* WHAT IS REQUIRED *
Transcribe all of the material exactly. Any picture in it should be left out.

* start RECORDS TO PROCESS *

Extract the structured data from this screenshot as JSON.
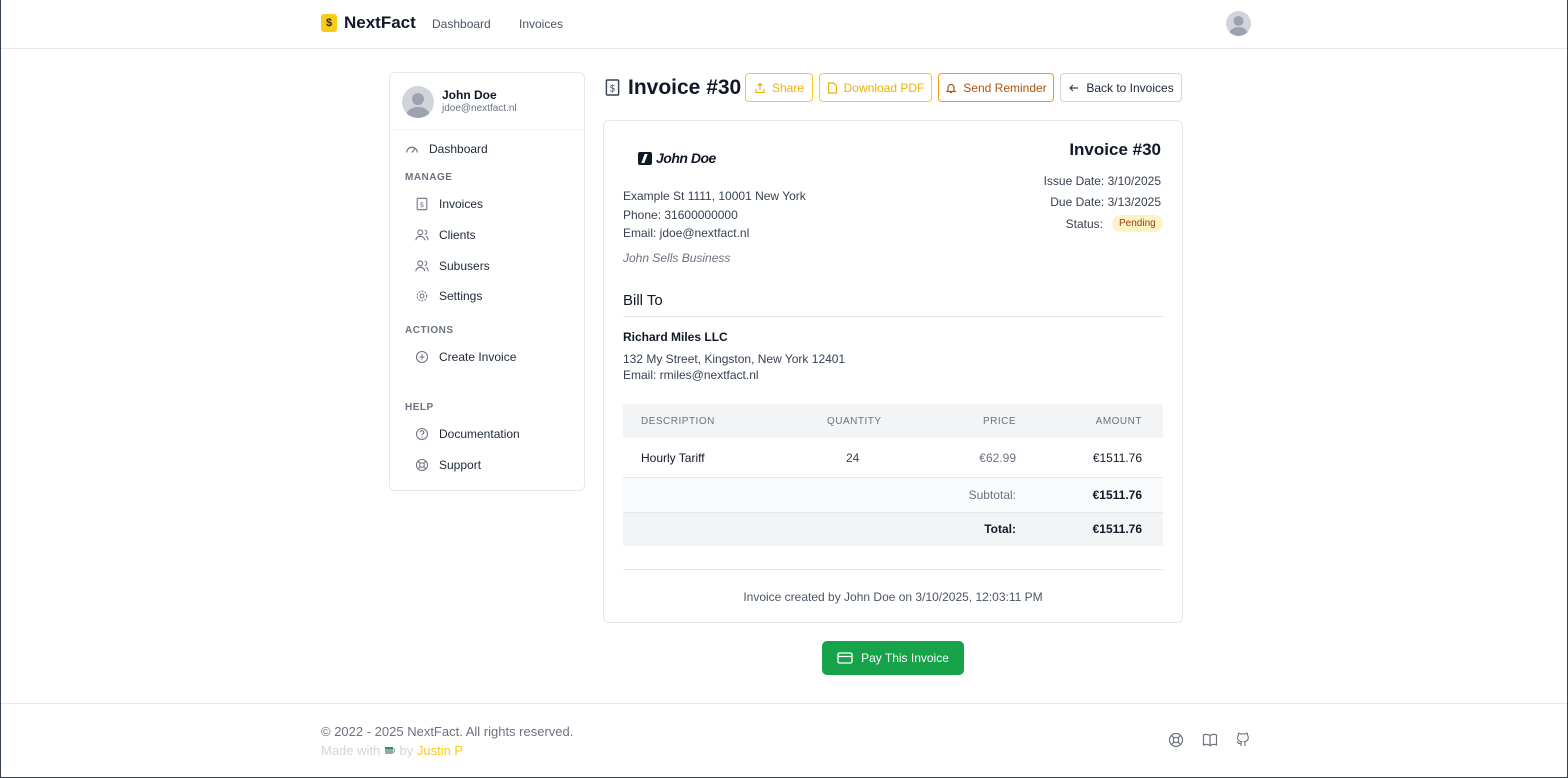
{
  "app": {
    "brand": "NextFact"
  },
  "topnav": {
    "links": [
      "Dashboard",
      "Invoices"
    ]
  },
  "user": {
    "name": "John Doe",
    "email": "jdoe@nextfact.nl"
  },
  "sidebar": {
    "dashboard": "Dashboard",
    "sections": {
      "manage": "MANAGE",
      "actions": "ACTIONS",
      "help": "HELP"
    },
    "manage_items": [
      "Invoices",
      "Clients",
      "Subusers",
      "Settings"
    ],
    "action_items": [
      "Create Invoice"
    ],
    "help_items": [
      "Documentation",
      "Support"
    ]
  },
  "header": {
    "title": "Invoice #30",
    "share": "Share",
    "download": "Download PDF",
    "reminder": "Send Reminder",
    "back": "Back to Invoices"
  },
  "invoice": {
    "logo_text": "John Doe",
    "address": "Example St 1111, 10001 New York",
    "phone": "Phone: 31600000000",
    "email": "Email: jdoe@nextfact.nl",
    "business": "John Sells Business",
    "title": "Invoice #30",
    "issue_label": "Issue Date:",
    "issue_date": "3/10/2025",
    "due_label": "Due Date:",
    "due_date": "3/13/2025",
    "status_label": "Status:",
    "status": "Pending",
    "bill_to": "Bill To",
    "client": {
      "name": "Richard Miles LLC",
      "address": "132 My Street, Kingston, New York 12401",
      "email": "Email: rmiles@nextfact.nl"
    },
    "columns": [
      "DESCRIPTION",
      "QUANTITY",
      "PRICE",
      "AMOUNT"
    ],
    "items": [
      {
        "description": "Hourly Tariff",
        "quantity": "24",
        "price": "€62.99",
        "amount": "€1511.76"
      }
    ],
    "subtotal_label": "Subtotal:",
    "subtotal": "€1511.76",
    "total_label": "Total:",
    "total": "€1511.76",
    "created": "Invoice created by John Doe on 3/10/2025, 12:03:11 PM"
  },
  "pay_button": "Pay This Invoice",
  "footer": {
    "copyright": "© 2022 - 2025 NextFact. All rights reserved.",
    "made_with": "Made with",
    "by": "by",
    "author": "Justin P"
  },
  "colors": {
    "accent": "#facc15",
    "pay": "#16a34a",
    "badge_bg": "#fef3c7",
    "badge_text": "#92400e"
  }
}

* end RECORDS TO PROCESS *

* TASK SOLUTION *
Extract the structured data from this screenshot as JSON.
{
  "app": {
    "brand": "NextFact"
  },
  "topnav": {
    "links": [
      "Dashboard",
      "Invoices"
    ]
  },
  "user": {
    "name": "John Doe",
    "email": "jdoe@nextfact.nl"
  },
  "sidebar": {
    "dashboard": "Dashboard",
    "sections": {
      "manage": "MANAGE",
      "actions": "ACTIONS",
      "help": "HELP"
    },
    "manage_items": [
      "Invoices",
      "Clients",
      "Subusers",
      "Settings"
    ],
    "action_items": [
      "Create Invoice"
    ],
    "help_items": [
      "Documentation",
      "Support"
    ]
  },
  "header": {
    "title": "Invoice #30",
    "share": "Share",
    "download": "Download PDF",
    "reminder": "Send Reminder",
    "back": "Back to Invoices"
  },
  "invoice": {
    "logo_text": "John Doe",
    "address": "Example St 1111, 10001 New York",
    "phone": "Phone: 31600000000",
    "email": "Email: jdoe@nextfact.nl",
    "business": "John Sells Business",
    "title": "Invoice #30",
    "issue_label": "Issue Date:",
    "issue_date": "3/10/2025",
    "due_label": "Due Date:",
    "due_date": "3/13/2025",
    "status_label": "Status:",
    "status": "Pending",
    "bill_to": "Bill To",
    "client": {
      "name": "Richard Miles LLC",
      "address": "132 My Street, Kingston, New York 12401",
      "email": "Email: rmiles@nextfact.nl"
    },
    "columns": [
      "DESCRIPTION",
      "QUANTITY",
      "PRICE",
      "AMOUNT"
    ],
    "items": [
      {
        "description": "Hourly Tariff",
        "quantity": "24",
        "price": "€62.99",
        "amount": "€1511.76"
      }
    ],
    "subtotal_label": "Subtotal:",
    "subtotal": "€1511.76",
    "total_label": "Total:",
    "total": "€1511.76",
    "created": "Invoice created by John Doe on 3/10/2025, 12:03:11 PM"
  },
  "pay_button": "Pay This Invoice",
  "footer": {
    "copyright": "© 2022 - 2025 NextFact. All rights reserved.",
    "made_with": "Made with",
    "by": "by",
    "author": "Justin P"
  },
  "colors": {
    "accent": "#facc15",
    "pay": "#16a34a",
    "badge_bg": "#fef3c7",
    "badge_text": "#92400e"
  }
}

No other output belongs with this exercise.